Task directions:
Find the line that contains "Extract all readable text from this page." and print it and every line after it, exactly, please.

>> START

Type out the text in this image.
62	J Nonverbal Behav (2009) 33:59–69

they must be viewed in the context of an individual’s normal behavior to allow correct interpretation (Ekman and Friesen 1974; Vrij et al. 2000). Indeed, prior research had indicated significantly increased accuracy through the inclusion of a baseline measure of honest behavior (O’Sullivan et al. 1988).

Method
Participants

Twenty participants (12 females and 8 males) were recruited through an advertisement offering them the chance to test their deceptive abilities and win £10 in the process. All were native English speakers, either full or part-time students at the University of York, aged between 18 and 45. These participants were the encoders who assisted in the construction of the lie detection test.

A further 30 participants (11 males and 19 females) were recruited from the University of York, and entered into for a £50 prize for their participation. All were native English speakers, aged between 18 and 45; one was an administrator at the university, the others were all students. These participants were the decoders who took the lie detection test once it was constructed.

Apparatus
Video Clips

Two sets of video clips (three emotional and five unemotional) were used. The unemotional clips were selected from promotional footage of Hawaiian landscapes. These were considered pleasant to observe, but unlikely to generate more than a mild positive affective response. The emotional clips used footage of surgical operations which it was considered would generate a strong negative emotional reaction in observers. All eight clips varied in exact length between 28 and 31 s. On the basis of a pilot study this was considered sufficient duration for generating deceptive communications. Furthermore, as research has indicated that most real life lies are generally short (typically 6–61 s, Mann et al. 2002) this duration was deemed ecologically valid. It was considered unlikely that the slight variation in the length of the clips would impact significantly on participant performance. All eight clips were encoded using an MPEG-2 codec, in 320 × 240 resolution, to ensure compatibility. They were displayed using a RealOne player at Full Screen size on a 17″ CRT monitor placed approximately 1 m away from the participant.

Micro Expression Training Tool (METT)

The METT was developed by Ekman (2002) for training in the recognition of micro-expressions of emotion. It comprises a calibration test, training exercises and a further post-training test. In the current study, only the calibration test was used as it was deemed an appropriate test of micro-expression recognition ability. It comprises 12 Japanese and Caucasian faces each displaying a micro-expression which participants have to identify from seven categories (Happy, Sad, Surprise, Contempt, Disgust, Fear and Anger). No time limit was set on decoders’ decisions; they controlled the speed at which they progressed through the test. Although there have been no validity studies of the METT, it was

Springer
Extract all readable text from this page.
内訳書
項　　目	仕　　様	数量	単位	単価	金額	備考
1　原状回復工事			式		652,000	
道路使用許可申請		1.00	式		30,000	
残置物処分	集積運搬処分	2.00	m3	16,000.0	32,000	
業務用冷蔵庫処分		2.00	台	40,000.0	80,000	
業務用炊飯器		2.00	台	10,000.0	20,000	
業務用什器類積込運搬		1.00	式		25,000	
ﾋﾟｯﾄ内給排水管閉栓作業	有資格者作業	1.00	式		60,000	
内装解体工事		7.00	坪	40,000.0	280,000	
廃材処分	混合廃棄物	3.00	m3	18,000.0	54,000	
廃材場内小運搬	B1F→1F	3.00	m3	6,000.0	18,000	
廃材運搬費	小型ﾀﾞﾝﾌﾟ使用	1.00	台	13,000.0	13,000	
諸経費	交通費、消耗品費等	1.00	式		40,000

>> END

The output:
Extract all readable text from this page.
内訳書
項　　目	仕　　様	数量	単位	単価	金額	備考
1　原状回復工事			式		652,000	
道路使用許可申請		1.00	式		30,000	
残置物処分	集積運搬処分	2.00	m3	16,000.0	32,000	
業務用冷蔵庫処分		2.00	台	40,000.0	80,000	
業務用炊飯器		2.00	台	10,000.0	20,000	
業務用什器類積込運搬		1.00	式		25,000	
ﾋﾟｯﾄ内給排水管閉栓作業	有資格者作業	1.00	式		60,000	
内装解体工事		7.00	坪	40,000.0	280,000	
廃材処分	混合廃棄物	3.00	m3	18,000.0	54,000	
廃材場内小運搬	B1F→1F	3.00	m3	6,000.0	18,000	
廃材運搬費	小型ﾀﾞﾝﾌﾟ使用	1.00	台	13,000.0	13,000	
諸経費	交通費、消耗品費等	1.00	式		40,000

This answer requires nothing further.